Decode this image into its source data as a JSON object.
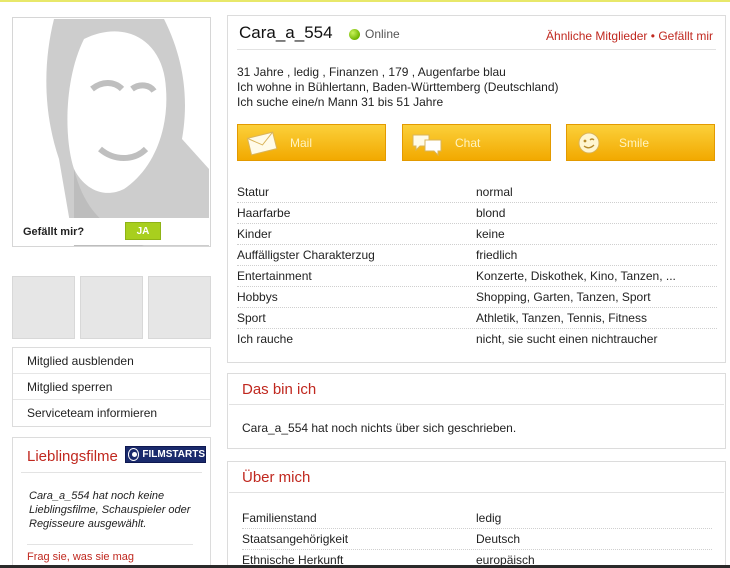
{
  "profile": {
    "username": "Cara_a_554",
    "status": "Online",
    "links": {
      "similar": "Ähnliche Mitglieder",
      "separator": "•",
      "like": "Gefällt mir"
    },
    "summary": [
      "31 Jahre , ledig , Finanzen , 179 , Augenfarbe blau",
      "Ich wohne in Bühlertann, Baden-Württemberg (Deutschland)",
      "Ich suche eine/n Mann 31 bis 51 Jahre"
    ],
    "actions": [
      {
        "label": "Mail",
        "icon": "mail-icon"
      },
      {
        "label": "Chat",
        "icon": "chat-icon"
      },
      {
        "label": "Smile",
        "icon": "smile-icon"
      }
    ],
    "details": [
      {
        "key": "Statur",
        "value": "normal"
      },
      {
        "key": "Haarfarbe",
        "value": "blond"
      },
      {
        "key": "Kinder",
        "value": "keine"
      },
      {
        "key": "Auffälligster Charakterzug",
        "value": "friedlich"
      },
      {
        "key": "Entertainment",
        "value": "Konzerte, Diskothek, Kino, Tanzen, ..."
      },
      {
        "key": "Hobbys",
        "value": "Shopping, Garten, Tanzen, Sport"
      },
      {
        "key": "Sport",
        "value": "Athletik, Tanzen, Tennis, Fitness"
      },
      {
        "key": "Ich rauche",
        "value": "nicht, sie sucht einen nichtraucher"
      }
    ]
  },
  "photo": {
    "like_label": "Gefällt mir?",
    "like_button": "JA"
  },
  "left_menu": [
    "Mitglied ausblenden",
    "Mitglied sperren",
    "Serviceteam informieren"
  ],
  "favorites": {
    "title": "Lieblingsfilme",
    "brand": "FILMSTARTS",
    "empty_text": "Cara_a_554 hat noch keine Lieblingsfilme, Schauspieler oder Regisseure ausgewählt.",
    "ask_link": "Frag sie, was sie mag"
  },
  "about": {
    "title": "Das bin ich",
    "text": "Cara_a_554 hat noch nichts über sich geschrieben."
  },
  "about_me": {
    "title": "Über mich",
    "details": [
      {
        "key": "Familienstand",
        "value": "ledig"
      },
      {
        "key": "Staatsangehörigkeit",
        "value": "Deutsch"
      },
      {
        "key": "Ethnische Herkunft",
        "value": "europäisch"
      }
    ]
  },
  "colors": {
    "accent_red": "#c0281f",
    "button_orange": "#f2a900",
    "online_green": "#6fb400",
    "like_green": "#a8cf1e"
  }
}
※
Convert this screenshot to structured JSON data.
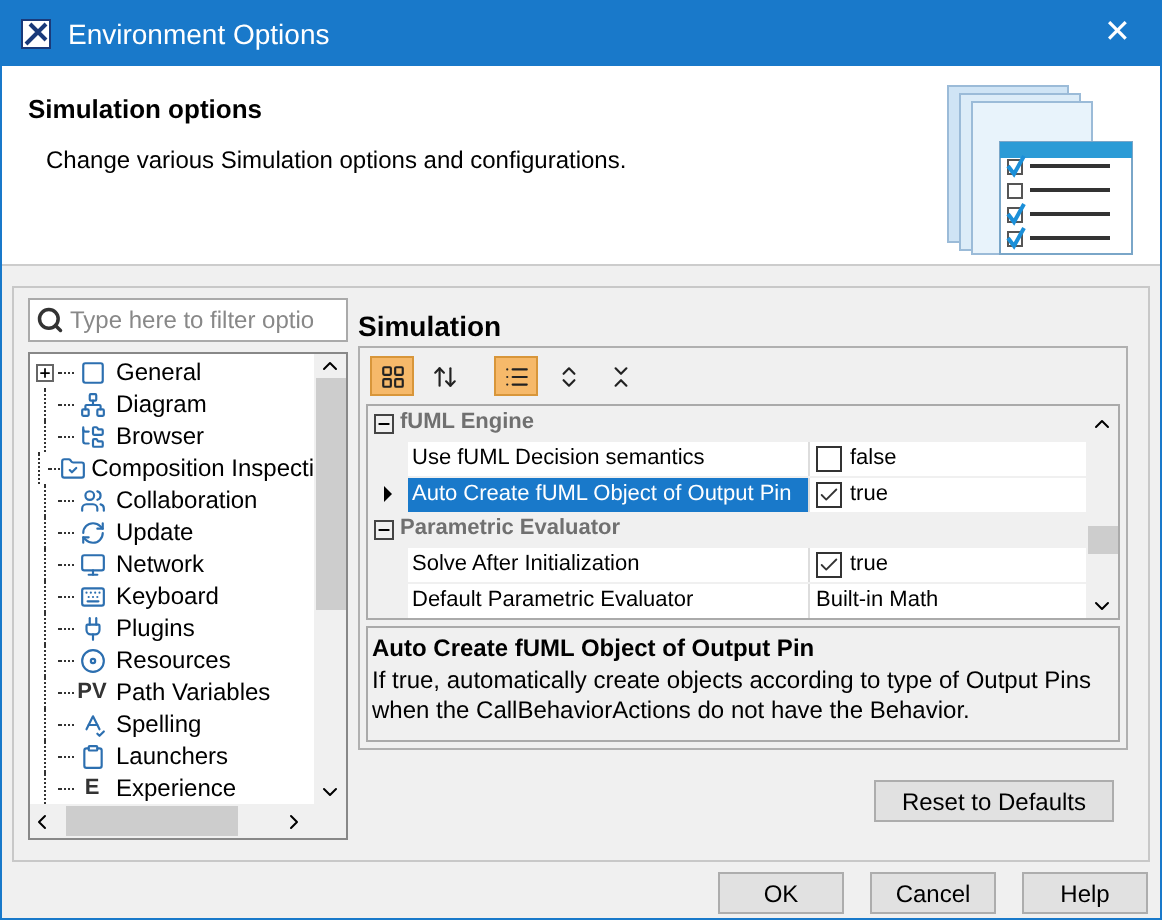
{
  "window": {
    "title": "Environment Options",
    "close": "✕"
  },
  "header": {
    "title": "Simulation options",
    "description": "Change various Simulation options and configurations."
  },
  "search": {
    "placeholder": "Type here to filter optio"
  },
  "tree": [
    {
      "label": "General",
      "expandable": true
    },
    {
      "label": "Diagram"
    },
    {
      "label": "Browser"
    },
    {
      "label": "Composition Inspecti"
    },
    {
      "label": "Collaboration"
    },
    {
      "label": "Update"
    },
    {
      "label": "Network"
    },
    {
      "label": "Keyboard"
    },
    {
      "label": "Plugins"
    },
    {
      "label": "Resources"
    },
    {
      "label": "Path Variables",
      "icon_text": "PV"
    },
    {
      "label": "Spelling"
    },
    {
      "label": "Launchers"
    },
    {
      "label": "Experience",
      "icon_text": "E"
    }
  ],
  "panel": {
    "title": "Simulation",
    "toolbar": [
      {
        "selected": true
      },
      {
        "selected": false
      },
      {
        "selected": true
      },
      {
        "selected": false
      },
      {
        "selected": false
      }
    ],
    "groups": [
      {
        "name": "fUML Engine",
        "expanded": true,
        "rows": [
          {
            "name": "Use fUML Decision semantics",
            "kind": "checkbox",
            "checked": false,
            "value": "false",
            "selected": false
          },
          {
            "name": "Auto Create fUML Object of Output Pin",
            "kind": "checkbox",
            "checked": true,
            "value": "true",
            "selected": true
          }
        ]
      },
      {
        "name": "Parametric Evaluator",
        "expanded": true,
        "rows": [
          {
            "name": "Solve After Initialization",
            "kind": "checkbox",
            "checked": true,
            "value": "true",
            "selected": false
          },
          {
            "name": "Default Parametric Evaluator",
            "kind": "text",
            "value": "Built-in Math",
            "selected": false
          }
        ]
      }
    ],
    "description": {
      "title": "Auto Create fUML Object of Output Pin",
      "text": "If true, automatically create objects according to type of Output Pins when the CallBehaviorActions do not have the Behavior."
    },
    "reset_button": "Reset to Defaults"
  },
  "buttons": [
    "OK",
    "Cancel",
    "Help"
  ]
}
※
## STATED EXERCISE
Copy every line of the listing that contains the word "Gefällt".

## TASK SOLUTION
      "like": "Gefällt mir"
    "like_label": "Gefällt mir?",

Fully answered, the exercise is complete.